#### [EXERCÍCIO BREVE 1]
Reproduza, do excerto sobre as prerrogativas de poder público, a passagem que começa em "46      Do mesmo modo, o" e segue até "rentabilidade da atividade.", inclusive.
#### [EXERCÍCIO BREVE 2]
Retome o excerto sobre as prerrogativas de poder público a partir do ponto em que termina.

#### [EXCERTO DE ORIGEM]
44      O Reino da Dinamarca, apoiado pelo Reino da Bélgica e pelo Grão‑Ducado do Luxemburgo, alega, em substância, que a Comissão adotou uma interpretação demasiado restritiva do conceito de «prerrogativas de poder público» ao limitá‑las às que estão ligadas às funções essenciais do Estado. Mais especificamente, o Reino da Dinamarca, apoiado pelo Grão‑Ducado do Luxemburgo, considera que resulta da jurisprudência que o exercício de prerrogativas de poder público não se limita apenas às funções essenciais do Estado, que apenas são um exemplo entre outras atividades que fazem tipicamente parte dessas prerrogativas.

45      Além disso, o Reino da Dinamarca considera que a Comissão não teve em conta o ponto 13 da sua Comunicação sobre a noção de auxílio estatal nos termos do artigo 107.o, n.o 1, [TFUE] (JO 2016, C 262, p. 1 a seguir «Comunicação sobre a noção de auxílio estatal»). Segundo o Reino da Dinamarca, daqui decorre que um Estado é livre de definir as atividades que se enquadram nas prerrogativas de poder público e as que não estão abrangidas por estas prerrogativas. Assim, o Reino da Dinamarca sustenta que o que é determinante para demonstrar a existência de tais prerrogativas é o facto de estarem abrangidas pelas prerrogativas das autoridades públicas tal como estão organizadas concretamente no Estado‑Membro em causa. No caso em apreço, o Reino da Dinamarca considera que as atividades de construção e de exploração das infraestruturas rodoviárias e ferroviárias, tal como estão organizadas na Dinamarca, implicam que se trate de atividades ligadas ao exercício de prerrogativas de poder público, incluindo quando são exercidas na ligação fixa pertencente a uma entidade pública como a Femern.

46      Do mesmo modo, o Reino da Dinamarca alega, em substância, que, para determinar se as atividades da Femern implicavam prerrogativas de poder público, há que ter em conta a circunstância de serem confiadas a esta entidade missões de serviço público que não podem ser asseguradas por operadores privados. A este respeito, segundo o Reino da Bélgica, para determinar se o exercício de uma atividade implica o recurso a prerrogativas de poder público, há que ter em conta a prossecução de um objetivo de interesse geral que não visa apenas a rentabilidade da atividade.

47      Por outro lado, o Reino da Bélgica alega que o conceito de «funções essenciais do Estado», utilizado pela Comissão na decisão recorrida, não está claramente definido no direito da União, que a lista das funções enumeradas no artigo 4.o, n.o 2, TUE não é exaustiva e que a jurisprudência não preconiza uma interpretação restritiva do conceito de «prerrogativas de poder público».

48      A Comissão contesta esta argumentação.

#### [REGISTOS FORNECIDOS]

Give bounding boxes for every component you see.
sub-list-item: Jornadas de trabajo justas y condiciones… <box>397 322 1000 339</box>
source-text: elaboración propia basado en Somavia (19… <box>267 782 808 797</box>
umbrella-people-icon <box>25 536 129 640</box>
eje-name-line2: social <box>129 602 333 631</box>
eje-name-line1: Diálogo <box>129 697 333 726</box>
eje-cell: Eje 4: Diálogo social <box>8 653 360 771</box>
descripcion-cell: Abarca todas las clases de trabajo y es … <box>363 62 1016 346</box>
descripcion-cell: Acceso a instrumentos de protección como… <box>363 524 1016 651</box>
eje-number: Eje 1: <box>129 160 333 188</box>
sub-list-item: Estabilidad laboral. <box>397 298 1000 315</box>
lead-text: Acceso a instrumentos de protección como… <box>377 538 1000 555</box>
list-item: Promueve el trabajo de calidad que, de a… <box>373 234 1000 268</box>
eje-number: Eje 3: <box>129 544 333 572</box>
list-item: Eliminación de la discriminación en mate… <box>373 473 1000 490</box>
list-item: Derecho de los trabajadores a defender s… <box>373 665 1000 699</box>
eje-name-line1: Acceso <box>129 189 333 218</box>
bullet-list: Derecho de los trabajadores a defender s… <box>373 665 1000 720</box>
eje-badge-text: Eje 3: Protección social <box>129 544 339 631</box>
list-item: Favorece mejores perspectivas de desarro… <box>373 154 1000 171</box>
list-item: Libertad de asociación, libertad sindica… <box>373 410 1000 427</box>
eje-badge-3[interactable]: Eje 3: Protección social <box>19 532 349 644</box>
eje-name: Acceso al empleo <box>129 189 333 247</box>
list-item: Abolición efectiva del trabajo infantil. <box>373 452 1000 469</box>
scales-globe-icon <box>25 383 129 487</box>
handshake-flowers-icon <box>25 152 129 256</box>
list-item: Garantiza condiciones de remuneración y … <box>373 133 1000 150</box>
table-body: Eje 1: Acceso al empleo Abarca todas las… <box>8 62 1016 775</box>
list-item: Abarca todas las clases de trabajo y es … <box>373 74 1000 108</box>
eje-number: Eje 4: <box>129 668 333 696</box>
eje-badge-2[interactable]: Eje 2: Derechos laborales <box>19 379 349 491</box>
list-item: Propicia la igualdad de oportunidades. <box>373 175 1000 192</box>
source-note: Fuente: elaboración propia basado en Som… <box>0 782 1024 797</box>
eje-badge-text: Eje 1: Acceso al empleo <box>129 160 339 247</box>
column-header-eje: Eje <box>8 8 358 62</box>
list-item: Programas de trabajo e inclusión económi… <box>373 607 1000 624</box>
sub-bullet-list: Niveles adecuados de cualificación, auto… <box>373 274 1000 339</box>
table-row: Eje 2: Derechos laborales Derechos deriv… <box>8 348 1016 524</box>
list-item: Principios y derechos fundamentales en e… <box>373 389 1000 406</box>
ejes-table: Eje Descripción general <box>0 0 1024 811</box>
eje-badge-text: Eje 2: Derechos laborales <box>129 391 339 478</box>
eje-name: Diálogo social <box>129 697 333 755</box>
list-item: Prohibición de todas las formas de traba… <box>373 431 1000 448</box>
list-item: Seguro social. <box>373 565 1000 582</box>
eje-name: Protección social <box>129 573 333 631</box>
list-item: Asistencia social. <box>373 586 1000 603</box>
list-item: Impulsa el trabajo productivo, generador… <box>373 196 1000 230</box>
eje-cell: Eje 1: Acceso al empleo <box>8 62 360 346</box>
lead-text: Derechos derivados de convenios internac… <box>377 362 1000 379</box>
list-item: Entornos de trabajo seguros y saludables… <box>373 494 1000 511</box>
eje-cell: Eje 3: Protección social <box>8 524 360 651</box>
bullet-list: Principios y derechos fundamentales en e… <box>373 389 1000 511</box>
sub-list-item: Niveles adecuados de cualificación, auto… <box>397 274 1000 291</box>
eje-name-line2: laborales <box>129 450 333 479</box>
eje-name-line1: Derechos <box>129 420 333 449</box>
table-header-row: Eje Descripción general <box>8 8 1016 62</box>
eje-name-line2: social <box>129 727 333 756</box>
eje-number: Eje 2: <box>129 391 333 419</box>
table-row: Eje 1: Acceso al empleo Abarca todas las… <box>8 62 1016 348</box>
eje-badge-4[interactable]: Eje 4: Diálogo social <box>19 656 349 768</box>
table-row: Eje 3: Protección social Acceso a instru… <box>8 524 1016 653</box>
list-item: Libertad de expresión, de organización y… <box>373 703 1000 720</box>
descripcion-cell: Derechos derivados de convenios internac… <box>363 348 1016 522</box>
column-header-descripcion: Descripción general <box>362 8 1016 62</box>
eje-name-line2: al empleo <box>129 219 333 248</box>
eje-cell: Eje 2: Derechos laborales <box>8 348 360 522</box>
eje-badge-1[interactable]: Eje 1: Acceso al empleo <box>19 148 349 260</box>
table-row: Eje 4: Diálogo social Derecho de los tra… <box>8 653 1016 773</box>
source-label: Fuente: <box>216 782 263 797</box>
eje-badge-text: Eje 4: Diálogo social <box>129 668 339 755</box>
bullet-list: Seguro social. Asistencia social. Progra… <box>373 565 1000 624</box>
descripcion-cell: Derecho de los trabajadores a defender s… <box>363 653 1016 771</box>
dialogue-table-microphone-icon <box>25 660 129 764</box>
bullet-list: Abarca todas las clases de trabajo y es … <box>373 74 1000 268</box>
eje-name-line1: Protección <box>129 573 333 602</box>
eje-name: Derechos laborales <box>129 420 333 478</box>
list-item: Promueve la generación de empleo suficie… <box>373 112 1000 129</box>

#### [RESPOSTA ESCRITA 1]
46      Do mesmo modo, o Reino da Dinamarca alega, em substância, que, para determinar se as atividades da Femern implicavam prerrogativas de poder público, há que ter em conta a circunstância de serem confiadas a esta entidade missões de serviço público que não podem ser asseguradas por operadores privados. A este respeito, segundo o Reino da Bélgica, para determinar se o exercício de uma atividade implica o recurso a prerrogativas de poder público, há que ter em conta a prossecução de um objetivo de interesse geral que não visa apenas a rentabilidade da atividade.

#### [RESPOSTA ESCRITA 2]
49      A título preliminar, há que precisar que, no presente acórdão, os conceitos de «atividade abrangida pelo exercício da autoridade pública» e de «atividade ligada ao exercício de prerrogativas de poder público» se sobrepõem. Tal abordagem corresponde à adotada pela Comissão na decisão recorrida e nos n.os 17 e 18 da Comunicação sobre a noção de auxílio estatal. A este respeito, na sua resposta escrita a uma questão colocada pelo Tribunal Geral, a Comissão confirmou que não há diferença entre estas expressões, que constituem variantes lexicais do mesmo conceito jurídico.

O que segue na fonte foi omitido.